Testimony Before the New York State Division of Housing and Community Renewal Regarding the Preliminary Standard Adjustment Factor for the 2004/2005 Maximum Base Rent Cycle on January 6, 2004
Liz Krueger
July 12, 2010
I am State Senator Liz Krueger and I represent the 26th Senatorial District, which includes the Upper East Side, East Midtown and Midtown areas of Manhattan. I want to thank you for providing me the opportunity to testify on the proposed Standard Adjustment Factor (SAF) for the 2004/2005 MBR cycle.
A SAF of 17.24% would be devastating for the tens of thousands of elderly low- and moderate-income rent controlled tenants in New York City. According to the 2002 Housing and Vacancy Survey, rent controlled tenants continue to maintain the lowest average income of any group of renters in the city, earning a median household income of only $20,120 in 2001. The vast majority of rent controlled tenants, who have a median age of 68 and on average already pay a greater percentage of their incomes for housing than any other group of residents, do not have incomes that have been able to keep pace with previous rent increases of 7.5% a year. Many of these tenants have already seen their rents more than double in recent years due to SAFs significantly higher than the consumer price index along with repeated MCIs. I fear that a SAF of 17.24% will make it impossible for many rent controlled tenants to pay for essential goods, and will place many of our city’s most vulnerable residents in danger of eviction.

* Material shown:
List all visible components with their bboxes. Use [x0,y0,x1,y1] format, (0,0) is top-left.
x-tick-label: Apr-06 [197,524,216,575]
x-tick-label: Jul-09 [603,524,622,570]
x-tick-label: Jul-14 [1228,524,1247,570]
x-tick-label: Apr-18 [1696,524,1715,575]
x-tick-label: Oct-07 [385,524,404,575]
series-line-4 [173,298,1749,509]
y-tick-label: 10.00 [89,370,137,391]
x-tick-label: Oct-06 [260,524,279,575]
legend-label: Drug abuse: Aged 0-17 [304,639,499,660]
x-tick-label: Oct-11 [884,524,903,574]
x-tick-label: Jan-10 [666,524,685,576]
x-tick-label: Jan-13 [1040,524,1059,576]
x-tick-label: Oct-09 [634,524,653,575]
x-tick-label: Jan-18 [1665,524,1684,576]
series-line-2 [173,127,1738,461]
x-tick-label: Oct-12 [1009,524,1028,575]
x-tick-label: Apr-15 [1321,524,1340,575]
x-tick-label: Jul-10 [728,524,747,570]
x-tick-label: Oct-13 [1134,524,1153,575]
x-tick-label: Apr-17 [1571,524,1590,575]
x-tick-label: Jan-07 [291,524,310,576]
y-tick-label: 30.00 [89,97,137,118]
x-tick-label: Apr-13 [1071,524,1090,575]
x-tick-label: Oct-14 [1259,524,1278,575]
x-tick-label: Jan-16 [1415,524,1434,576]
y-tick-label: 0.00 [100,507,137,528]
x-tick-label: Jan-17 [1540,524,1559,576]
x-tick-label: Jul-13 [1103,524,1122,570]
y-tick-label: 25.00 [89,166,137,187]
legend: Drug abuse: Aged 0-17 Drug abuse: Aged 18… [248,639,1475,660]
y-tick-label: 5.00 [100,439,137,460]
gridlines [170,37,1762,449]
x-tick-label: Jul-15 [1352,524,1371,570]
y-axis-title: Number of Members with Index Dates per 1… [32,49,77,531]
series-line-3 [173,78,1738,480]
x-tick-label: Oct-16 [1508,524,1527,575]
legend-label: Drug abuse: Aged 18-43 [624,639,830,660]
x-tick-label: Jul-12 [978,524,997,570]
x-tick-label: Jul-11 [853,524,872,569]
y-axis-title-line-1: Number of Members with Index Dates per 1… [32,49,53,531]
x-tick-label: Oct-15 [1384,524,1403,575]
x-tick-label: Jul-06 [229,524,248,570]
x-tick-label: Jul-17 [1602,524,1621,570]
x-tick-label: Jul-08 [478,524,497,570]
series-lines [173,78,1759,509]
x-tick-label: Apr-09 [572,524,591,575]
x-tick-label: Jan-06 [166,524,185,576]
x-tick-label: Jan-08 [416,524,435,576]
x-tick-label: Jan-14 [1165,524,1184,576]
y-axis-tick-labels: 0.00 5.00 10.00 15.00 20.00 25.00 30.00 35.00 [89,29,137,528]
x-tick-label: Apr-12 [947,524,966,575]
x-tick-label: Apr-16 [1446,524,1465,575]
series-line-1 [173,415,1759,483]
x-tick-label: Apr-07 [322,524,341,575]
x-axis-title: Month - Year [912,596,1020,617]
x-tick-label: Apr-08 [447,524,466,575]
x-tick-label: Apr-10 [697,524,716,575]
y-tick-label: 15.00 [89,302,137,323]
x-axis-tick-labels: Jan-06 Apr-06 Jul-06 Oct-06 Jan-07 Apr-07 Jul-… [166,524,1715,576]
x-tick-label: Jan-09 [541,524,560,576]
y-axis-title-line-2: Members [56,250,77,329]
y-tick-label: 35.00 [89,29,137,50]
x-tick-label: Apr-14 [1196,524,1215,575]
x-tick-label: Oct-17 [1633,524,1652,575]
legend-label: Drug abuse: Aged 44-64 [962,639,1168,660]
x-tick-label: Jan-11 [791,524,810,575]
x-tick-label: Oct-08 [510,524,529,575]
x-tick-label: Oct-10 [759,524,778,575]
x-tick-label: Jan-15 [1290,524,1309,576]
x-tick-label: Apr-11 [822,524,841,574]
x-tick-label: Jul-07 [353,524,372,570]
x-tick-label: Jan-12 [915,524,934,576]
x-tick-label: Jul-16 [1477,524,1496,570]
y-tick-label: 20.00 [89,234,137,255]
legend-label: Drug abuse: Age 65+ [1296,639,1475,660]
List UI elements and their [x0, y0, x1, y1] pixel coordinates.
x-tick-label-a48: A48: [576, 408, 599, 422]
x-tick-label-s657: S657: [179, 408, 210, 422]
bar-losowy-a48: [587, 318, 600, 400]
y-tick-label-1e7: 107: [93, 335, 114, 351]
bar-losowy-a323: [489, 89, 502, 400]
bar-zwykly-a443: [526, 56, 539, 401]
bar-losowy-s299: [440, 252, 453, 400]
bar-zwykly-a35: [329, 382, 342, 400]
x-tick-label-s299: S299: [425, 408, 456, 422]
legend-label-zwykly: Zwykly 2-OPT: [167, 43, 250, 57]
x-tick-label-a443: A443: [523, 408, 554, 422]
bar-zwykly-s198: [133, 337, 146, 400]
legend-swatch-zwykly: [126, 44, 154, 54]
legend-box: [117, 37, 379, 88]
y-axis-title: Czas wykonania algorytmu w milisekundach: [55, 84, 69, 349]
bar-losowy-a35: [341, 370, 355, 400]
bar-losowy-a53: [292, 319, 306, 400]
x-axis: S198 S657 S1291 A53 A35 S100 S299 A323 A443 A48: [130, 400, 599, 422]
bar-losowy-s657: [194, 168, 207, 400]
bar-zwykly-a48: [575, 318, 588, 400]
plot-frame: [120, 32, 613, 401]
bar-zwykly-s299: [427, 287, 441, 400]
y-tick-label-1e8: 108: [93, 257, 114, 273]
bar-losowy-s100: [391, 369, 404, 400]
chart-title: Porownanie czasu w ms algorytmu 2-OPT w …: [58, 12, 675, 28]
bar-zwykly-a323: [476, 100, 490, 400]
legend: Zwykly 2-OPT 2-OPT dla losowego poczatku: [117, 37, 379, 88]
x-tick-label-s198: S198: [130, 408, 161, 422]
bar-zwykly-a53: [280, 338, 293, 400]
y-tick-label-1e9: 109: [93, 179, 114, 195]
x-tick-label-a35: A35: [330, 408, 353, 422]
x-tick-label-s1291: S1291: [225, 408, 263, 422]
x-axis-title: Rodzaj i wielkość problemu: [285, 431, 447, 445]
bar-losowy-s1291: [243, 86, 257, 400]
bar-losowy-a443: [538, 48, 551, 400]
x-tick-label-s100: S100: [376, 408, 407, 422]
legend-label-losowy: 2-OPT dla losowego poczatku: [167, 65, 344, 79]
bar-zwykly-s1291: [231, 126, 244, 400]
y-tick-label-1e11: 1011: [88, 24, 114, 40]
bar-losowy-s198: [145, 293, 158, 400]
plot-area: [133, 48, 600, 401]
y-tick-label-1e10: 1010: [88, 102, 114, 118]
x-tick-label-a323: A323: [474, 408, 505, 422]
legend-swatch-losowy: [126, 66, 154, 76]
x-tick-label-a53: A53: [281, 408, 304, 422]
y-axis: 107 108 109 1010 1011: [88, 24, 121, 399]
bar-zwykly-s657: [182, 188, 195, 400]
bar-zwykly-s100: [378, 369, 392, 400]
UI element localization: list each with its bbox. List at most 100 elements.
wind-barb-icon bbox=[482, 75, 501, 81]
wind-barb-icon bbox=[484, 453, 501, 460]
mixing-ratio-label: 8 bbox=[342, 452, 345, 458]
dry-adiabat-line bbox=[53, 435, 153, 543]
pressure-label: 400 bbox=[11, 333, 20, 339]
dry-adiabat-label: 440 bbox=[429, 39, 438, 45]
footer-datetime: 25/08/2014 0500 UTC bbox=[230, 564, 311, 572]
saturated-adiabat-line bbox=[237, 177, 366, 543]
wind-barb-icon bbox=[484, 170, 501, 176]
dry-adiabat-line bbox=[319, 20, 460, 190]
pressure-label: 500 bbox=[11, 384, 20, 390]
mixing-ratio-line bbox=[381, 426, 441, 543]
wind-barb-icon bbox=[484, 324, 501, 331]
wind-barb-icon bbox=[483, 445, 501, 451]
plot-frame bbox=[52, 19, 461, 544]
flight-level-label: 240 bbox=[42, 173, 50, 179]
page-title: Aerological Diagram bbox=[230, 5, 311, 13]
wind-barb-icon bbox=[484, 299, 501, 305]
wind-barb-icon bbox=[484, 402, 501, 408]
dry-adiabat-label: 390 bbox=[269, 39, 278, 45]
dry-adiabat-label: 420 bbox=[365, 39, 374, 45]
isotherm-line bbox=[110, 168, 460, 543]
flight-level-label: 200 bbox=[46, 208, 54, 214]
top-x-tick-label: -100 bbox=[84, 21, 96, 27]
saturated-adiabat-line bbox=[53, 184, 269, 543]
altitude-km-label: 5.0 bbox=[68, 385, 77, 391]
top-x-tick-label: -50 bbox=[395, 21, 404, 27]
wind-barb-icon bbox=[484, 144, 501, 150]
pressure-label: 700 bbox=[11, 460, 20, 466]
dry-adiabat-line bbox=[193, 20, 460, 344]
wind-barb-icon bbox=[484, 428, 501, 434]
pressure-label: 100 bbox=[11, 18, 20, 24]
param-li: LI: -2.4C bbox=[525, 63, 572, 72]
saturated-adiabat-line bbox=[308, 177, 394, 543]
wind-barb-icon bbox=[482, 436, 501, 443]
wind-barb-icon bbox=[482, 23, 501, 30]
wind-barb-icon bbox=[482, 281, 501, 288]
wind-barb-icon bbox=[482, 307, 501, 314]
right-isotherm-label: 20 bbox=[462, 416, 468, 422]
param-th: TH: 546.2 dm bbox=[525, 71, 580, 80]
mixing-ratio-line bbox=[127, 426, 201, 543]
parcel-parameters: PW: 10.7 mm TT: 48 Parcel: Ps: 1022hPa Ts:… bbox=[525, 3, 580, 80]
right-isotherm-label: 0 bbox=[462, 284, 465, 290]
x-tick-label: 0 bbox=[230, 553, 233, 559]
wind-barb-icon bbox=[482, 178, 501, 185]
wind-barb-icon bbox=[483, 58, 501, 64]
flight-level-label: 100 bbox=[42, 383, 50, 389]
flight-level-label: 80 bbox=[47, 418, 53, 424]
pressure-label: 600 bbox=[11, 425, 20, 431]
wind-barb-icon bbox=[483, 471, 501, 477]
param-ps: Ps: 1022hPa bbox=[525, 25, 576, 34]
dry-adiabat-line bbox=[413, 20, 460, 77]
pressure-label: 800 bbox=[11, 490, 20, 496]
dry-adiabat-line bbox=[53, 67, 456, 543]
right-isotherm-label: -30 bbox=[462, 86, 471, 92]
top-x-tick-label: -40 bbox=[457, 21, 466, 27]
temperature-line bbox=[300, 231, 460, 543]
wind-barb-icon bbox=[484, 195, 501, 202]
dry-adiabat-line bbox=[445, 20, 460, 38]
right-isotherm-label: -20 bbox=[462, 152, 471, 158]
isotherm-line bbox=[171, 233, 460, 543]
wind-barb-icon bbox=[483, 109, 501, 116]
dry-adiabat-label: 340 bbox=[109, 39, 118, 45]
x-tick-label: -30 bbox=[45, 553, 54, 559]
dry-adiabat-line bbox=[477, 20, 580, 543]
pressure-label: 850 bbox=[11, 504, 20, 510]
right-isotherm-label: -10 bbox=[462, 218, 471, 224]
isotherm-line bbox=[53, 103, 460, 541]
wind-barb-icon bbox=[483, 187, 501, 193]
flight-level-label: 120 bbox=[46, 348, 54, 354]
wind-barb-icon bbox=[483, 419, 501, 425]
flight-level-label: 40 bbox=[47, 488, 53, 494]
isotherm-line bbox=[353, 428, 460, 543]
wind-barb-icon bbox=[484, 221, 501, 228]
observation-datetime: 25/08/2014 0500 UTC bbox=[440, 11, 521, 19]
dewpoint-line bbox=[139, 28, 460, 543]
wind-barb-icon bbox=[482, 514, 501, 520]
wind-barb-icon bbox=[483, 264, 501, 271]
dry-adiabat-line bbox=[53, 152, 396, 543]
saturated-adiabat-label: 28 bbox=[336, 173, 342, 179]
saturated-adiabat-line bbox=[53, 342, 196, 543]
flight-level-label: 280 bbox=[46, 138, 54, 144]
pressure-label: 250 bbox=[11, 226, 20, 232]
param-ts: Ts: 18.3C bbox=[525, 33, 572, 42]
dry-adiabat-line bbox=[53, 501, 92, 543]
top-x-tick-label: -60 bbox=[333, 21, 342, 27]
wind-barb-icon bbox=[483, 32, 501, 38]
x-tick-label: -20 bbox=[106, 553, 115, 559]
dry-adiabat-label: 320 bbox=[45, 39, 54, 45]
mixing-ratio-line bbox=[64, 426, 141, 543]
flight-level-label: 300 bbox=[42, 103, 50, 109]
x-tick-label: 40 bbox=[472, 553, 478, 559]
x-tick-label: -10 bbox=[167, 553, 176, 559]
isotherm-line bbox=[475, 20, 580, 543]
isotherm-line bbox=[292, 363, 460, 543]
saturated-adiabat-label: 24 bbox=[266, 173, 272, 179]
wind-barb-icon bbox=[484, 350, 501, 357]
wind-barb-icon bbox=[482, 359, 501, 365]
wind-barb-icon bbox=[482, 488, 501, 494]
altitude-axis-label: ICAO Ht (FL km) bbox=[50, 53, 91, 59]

* Brief A: Using the rent adjustment testimony, decide whether each statement agrees with it: (i) rent controlled tenants had a median household income of $20,120 in 2001; (ii) the proposed Standard Adjustment Factor is 7.5%; (iii) the 26th Senatorial District includes the Lower East Side. Answer yes or no for each and quote the words that settle it.
* Brief B: Carry on the rent adjustment testimony from its last sentence.

* Answer area A:
(i) Yes: "earning a median household income of only $20,120 in 2001"
(ii) No: "A SAF of 17.24% would be devastating"
(iii) No: "which includes the Upper East Side, East Midtown and Midtown areas of Manhattan"

* Answer area B:
While it is reasonable to expect rent controlled tenants and landlords to share the burden of increased operating costs, this burden must reflect real, rather than inflated costs, and should be shared in proportion to each group’s ability to pay. I believe a SAF of 17.24% will overcompensate the vast majority of owners of rent controlled units for the increased operating costs incurred. Building owners can legitimately claim that their operating expenses have risen significantly during the last year due to the rising property tax rates and the costs of insurance and fuel. At the same time, the rent regulated real estate market continues to be one of the most consistently profitable in New York City. This sector of NYC’s real estate market remains so strong that even after the recent rise in operating expenses, Crain’s New York Business described it on May 5th, 2003 as “one of the hottest segments of the New York real estate market…the stock market is volatile, and the commercial real estate market is too risky for many investors. Refinancing is cheap. Rent Regulated buildings offer a consistent return.”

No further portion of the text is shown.